+++ TEKS BACAAN

Percobaan antidota dilakukan dengan
menggunakan Xylacin dan arang yang bertindak sebagai absorben, atau
mengeliminasi obat. Hasil yang didapatkan pada mencit yang disuntikkan xylacin
dan arang adalah menggaruk-garuk dan ekplorasi yang merupakan efek dari xylacin
yang bekerja pada system syaraf dengan mendepres
sistem syaraf pusat dan relaksasi muskulus. Namun keberadaan arang sebagai
absorben dapat menghambat kerja depressor obat xylacin. Arang
aktif adalah salah satu antidotum yang baik dan efektif untuk mengikat racun
endosulfan. Namun kelemahan dari bahan
ini adalah penggunaan yang cukup tinggi untuk mencapai efektifitas yang tinggi.
Berbeda dengan mencit yang tidak
dicampur dengan arang, yakni hanya disuntikkan xylacin, hewan langsung
mengalami depresi dan diam. Karena obat xylacin langsung bekerja mendepres sistem syaraf pusat dan relaksasi muskulus
didasarkan atas hambatan transmisi impuls intraneural dalam sistem syaraf
pusat.

++++++
+++ DATA LATIHAN

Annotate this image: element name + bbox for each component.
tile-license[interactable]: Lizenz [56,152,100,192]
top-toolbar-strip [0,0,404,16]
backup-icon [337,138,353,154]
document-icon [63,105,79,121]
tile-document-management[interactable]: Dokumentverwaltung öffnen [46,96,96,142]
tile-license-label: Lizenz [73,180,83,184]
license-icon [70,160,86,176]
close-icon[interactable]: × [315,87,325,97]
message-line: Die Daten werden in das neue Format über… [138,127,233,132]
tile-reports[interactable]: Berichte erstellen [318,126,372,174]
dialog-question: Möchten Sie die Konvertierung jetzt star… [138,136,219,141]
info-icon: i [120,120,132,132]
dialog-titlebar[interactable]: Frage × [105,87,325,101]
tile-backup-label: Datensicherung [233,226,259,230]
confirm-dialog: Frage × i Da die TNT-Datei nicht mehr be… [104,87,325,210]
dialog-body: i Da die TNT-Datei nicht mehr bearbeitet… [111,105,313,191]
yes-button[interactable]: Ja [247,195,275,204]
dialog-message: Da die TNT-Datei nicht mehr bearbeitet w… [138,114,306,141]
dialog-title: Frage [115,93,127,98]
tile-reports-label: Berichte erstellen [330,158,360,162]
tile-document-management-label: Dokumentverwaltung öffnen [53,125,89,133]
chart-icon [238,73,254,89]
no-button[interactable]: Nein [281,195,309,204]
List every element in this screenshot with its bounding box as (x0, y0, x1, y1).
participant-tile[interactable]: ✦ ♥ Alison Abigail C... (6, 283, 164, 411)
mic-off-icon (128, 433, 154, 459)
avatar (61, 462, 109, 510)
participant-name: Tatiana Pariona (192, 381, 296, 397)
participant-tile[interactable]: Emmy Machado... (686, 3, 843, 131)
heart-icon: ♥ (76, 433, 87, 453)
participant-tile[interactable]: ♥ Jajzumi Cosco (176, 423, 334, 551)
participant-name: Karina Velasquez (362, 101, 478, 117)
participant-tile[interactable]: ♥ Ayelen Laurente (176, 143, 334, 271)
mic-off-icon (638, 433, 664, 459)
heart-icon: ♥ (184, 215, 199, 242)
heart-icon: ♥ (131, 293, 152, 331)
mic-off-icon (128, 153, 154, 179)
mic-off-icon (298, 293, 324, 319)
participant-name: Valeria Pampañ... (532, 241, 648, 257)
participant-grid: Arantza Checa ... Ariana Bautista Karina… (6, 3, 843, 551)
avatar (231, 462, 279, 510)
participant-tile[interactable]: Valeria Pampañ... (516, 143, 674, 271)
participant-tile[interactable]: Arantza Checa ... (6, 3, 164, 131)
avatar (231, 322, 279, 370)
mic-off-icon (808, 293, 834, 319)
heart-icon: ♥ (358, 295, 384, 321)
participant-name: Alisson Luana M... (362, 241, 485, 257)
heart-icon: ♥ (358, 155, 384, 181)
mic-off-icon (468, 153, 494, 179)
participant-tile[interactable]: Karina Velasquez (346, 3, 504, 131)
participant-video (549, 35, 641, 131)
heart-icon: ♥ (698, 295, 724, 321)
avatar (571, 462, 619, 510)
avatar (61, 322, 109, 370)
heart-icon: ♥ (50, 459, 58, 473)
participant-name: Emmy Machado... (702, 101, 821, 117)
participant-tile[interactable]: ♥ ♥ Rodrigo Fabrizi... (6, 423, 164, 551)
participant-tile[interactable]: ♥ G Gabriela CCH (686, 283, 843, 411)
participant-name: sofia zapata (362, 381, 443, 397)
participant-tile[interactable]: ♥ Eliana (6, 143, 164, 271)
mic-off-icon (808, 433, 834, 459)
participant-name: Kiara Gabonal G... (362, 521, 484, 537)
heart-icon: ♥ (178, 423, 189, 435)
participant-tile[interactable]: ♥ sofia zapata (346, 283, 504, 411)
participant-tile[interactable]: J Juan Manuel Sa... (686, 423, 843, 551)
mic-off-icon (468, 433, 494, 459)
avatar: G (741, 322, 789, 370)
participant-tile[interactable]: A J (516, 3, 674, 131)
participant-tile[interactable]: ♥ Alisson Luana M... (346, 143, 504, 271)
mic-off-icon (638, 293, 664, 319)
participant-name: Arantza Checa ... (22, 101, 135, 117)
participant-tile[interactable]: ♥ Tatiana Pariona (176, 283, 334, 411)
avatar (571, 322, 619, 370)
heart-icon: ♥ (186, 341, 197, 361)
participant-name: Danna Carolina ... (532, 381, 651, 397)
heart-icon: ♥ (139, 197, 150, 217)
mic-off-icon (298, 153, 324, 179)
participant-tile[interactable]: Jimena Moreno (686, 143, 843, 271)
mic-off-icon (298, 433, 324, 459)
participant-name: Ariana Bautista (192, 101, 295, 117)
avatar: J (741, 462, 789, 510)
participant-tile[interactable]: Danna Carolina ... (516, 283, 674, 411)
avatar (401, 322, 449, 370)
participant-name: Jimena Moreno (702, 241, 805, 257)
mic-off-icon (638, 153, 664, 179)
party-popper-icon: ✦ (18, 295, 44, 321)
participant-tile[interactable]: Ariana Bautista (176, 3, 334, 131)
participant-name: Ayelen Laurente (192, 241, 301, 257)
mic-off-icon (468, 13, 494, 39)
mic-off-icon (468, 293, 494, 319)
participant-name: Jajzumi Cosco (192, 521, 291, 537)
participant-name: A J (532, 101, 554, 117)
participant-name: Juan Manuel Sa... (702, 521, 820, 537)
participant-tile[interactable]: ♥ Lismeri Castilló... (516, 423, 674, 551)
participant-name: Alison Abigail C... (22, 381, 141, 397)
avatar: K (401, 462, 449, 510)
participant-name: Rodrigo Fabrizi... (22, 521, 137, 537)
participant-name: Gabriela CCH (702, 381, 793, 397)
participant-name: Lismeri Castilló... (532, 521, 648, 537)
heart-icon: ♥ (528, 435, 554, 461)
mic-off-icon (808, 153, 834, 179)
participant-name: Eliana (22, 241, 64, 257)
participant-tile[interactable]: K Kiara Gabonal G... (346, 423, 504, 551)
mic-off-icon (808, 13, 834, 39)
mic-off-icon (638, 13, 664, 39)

++++++

**KUMPULAN LATIHAN**.
• 1. Menurut teks bacaan, respons apa saja yang teramati pada mencit? Sebutkan semuanya, baik pada mencit yang disuntik xylacin dan arang maupun pada mencit yang hanya disuntik xylacin.
• 2. Jawablah pertanyaan berikut berdasarkan teks bacaan.
(a) Sebagai apa arang bertindak dalam percobaan antidota?
(b) Racun apa yang disebut dapat diikat dengan baik dan efektif oleh arang aktif?
(c) Menurut teks, kerja xylacin dalam mendepres sistem syaraf pusat dan merelaksasi muskulus didasarkan atas apa?

**KUNCI JAWABAN**.
• 1.
Mencit yang disuntik xylacin dan arang:
- menggaruk-garuk
- eksplorasi

Mencit yang hanya disuntik xylacin:
- depresi
- diam

• 2.
(a) Arang bertindak sebagai absorben atau untuk mengeliminasi obat.
(b) Racun endosulfan.
(c) Kerja itu didasarkan atas hambatan transmisi impuls intraneural dalam sistem syaraf pusat.